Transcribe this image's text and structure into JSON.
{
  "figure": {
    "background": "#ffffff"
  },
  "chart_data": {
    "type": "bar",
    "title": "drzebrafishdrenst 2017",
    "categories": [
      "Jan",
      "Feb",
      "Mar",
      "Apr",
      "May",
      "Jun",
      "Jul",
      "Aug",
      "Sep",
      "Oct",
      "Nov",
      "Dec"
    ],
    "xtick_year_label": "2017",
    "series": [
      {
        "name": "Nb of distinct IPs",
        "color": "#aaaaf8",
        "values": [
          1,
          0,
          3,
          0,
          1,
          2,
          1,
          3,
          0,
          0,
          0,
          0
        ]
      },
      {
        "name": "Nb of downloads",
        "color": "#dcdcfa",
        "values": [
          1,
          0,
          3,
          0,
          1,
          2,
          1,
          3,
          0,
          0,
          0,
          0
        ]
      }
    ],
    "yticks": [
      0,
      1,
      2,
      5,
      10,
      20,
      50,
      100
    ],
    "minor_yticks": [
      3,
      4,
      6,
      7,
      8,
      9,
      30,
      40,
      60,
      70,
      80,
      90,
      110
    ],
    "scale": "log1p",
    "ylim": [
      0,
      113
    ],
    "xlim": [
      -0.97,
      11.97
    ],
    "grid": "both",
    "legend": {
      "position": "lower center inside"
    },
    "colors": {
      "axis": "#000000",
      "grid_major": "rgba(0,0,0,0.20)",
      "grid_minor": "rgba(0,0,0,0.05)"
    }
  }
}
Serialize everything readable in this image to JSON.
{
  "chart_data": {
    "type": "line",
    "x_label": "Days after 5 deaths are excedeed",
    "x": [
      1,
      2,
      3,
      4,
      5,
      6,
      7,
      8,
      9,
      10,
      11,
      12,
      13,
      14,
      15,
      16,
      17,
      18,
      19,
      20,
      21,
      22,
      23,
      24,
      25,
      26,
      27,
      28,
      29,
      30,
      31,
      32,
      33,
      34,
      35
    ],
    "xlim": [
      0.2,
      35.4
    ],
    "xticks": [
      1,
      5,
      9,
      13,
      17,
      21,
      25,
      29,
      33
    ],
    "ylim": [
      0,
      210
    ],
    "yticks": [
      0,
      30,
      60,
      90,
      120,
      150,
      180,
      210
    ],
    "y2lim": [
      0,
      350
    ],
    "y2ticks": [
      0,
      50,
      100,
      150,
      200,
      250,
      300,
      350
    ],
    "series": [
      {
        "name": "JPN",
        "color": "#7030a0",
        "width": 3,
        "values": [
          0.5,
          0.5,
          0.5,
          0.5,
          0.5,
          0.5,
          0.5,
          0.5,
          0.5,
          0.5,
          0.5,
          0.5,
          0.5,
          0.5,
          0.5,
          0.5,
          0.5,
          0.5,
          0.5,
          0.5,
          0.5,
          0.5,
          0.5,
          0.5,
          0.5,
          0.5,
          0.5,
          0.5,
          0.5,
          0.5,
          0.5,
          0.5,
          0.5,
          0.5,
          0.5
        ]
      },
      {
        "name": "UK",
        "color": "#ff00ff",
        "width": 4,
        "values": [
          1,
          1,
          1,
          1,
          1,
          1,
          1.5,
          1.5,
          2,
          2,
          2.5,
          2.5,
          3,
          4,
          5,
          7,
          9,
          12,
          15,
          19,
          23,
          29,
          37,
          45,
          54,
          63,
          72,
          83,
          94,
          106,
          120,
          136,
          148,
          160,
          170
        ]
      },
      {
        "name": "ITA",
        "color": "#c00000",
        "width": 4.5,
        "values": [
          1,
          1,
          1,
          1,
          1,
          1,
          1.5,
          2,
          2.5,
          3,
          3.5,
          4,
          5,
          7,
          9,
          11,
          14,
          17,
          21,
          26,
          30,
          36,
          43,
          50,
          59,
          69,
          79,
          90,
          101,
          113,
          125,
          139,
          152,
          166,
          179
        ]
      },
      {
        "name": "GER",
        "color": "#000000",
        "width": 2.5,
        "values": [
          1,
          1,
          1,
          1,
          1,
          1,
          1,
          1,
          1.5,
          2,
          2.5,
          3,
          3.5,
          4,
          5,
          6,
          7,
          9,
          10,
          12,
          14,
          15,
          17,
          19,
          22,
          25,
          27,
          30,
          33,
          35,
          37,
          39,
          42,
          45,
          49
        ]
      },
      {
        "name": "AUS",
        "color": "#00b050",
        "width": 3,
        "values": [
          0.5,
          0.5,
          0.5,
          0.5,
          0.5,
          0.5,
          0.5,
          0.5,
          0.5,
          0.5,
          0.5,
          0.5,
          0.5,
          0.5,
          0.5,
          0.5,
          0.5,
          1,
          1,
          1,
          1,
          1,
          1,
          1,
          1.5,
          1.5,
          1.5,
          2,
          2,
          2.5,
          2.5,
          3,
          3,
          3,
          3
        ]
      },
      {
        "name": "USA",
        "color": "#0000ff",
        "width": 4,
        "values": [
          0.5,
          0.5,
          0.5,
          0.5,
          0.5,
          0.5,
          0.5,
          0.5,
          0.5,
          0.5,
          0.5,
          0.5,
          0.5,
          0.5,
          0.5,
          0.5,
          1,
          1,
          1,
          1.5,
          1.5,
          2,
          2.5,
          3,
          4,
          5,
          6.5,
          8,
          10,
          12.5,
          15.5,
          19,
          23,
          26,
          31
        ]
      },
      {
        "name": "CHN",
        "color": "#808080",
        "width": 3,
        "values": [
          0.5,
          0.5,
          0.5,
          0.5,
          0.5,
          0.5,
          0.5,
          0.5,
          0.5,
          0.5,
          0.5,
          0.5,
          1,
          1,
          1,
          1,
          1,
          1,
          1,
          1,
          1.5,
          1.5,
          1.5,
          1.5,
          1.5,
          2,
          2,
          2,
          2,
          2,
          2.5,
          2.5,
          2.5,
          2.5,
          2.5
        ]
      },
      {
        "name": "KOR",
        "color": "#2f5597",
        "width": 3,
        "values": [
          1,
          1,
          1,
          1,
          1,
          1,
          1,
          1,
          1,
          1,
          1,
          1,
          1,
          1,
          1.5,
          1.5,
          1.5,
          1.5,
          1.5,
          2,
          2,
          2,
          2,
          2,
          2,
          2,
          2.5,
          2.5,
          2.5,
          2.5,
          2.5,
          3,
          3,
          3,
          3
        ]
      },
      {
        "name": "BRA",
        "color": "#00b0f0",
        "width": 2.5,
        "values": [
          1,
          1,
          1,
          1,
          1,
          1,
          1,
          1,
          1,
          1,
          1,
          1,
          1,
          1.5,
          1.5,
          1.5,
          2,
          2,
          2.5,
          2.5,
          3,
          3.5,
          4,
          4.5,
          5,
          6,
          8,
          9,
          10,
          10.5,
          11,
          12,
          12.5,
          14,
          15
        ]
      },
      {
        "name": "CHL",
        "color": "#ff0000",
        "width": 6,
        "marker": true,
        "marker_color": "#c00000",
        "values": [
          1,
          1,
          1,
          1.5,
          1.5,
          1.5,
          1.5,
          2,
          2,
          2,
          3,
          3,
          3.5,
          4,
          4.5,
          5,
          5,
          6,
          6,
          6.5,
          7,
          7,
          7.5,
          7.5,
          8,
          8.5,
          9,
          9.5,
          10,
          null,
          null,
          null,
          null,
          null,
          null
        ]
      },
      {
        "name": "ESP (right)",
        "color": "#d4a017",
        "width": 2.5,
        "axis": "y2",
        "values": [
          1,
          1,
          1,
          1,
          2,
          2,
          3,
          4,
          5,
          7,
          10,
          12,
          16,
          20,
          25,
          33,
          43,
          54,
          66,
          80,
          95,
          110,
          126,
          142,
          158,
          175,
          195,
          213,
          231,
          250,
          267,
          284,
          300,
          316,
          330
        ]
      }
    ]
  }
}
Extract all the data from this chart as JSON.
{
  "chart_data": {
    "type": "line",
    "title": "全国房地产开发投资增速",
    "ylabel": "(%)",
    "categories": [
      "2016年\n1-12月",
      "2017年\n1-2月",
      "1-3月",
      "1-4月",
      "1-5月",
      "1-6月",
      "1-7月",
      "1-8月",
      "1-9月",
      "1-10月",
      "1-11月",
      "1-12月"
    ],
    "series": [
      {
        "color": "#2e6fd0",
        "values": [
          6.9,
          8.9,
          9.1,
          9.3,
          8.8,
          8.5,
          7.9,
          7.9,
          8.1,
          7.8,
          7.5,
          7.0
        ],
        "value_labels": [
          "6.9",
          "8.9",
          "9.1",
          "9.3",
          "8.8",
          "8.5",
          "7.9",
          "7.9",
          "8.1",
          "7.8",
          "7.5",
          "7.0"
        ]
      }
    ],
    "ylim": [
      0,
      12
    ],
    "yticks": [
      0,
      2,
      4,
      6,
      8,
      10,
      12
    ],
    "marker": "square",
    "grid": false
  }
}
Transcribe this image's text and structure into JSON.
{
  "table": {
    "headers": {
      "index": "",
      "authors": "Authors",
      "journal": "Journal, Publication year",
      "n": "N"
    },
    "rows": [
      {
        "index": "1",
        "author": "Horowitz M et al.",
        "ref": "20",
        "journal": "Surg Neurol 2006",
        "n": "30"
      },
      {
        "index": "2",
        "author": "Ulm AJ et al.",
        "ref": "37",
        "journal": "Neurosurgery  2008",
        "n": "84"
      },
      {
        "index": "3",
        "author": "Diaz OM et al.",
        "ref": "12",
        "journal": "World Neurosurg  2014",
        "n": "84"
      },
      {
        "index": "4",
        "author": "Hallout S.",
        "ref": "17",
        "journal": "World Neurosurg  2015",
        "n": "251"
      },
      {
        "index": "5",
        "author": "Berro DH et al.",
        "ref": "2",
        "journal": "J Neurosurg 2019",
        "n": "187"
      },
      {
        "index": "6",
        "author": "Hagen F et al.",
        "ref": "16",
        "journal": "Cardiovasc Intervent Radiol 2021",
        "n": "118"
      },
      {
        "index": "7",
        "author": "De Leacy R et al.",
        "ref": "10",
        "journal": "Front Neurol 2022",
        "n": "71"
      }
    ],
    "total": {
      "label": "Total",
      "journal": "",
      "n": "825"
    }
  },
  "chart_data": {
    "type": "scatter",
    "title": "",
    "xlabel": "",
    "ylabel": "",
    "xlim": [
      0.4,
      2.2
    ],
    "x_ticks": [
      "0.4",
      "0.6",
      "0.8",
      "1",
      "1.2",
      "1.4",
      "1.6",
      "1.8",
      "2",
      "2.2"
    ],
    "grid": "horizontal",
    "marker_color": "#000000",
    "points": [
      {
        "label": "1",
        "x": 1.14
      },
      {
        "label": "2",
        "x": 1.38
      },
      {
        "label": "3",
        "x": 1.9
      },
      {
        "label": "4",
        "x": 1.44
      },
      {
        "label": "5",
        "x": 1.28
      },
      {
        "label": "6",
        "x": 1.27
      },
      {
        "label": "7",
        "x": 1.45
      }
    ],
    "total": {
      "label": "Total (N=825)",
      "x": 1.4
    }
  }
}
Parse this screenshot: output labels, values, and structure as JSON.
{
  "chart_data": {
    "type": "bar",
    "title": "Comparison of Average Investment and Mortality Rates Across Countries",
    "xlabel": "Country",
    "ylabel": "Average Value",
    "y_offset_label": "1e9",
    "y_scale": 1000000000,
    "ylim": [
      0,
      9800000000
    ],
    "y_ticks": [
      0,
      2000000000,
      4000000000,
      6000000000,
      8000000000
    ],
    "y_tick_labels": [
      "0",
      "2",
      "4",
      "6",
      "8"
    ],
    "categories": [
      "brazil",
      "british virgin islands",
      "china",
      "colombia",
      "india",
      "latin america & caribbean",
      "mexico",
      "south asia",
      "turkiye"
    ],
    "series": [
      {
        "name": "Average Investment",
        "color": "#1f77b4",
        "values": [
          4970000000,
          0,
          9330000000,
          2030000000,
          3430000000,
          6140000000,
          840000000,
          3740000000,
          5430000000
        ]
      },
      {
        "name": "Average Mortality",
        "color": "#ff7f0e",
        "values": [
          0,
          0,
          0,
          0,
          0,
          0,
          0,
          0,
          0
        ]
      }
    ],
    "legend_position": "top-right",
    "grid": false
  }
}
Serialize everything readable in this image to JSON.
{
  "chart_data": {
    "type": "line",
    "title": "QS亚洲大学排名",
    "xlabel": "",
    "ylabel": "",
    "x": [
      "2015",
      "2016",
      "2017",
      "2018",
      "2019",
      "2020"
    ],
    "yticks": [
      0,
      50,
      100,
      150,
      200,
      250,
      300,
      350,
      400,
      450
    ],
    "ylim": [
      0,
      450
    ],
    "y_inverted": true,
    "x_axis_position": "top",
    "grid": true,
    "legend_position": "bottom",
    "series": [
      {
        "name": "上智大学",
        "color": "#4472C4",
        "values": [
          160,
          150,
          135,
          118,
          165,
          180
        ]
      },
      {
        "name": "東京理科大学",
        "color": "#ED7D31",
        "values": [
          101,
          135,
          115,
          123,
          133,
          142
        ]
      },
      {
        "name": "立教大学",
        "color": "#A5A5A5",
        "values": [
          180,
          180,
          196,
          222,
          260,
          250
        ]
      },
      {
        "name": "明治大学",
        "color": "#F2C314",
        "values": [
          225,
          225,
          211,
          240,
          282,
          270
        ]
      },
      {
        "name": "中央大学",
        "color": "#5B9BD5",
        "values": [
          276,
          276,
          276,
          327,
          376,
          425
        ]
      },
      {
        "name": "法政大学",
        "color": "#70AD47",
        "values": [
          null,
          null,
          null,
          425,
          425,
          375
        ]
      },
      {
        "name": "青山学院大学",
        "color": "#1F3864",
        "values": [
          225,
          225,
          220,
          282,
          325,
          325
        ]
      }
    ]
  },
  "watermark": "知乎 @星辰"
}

● **The task**:
Search the entries for the word "journal" and copy every line that has it.

● **Problem solution**:
      "journal": "Journal, Publication year",
        "journal": "Surg Neurol 2006",
        "journal": "Neurosurgery  2008",
        "journal": "World Neurosurg  2014",
        "journal": "World Neurosurg  2015",
        "journal": "J Neurosurg 2019",
        "journal": "Cardiovasc Intervent Radiol 2021",
        "journal": "Front Neurol 2022",
      "journal": "",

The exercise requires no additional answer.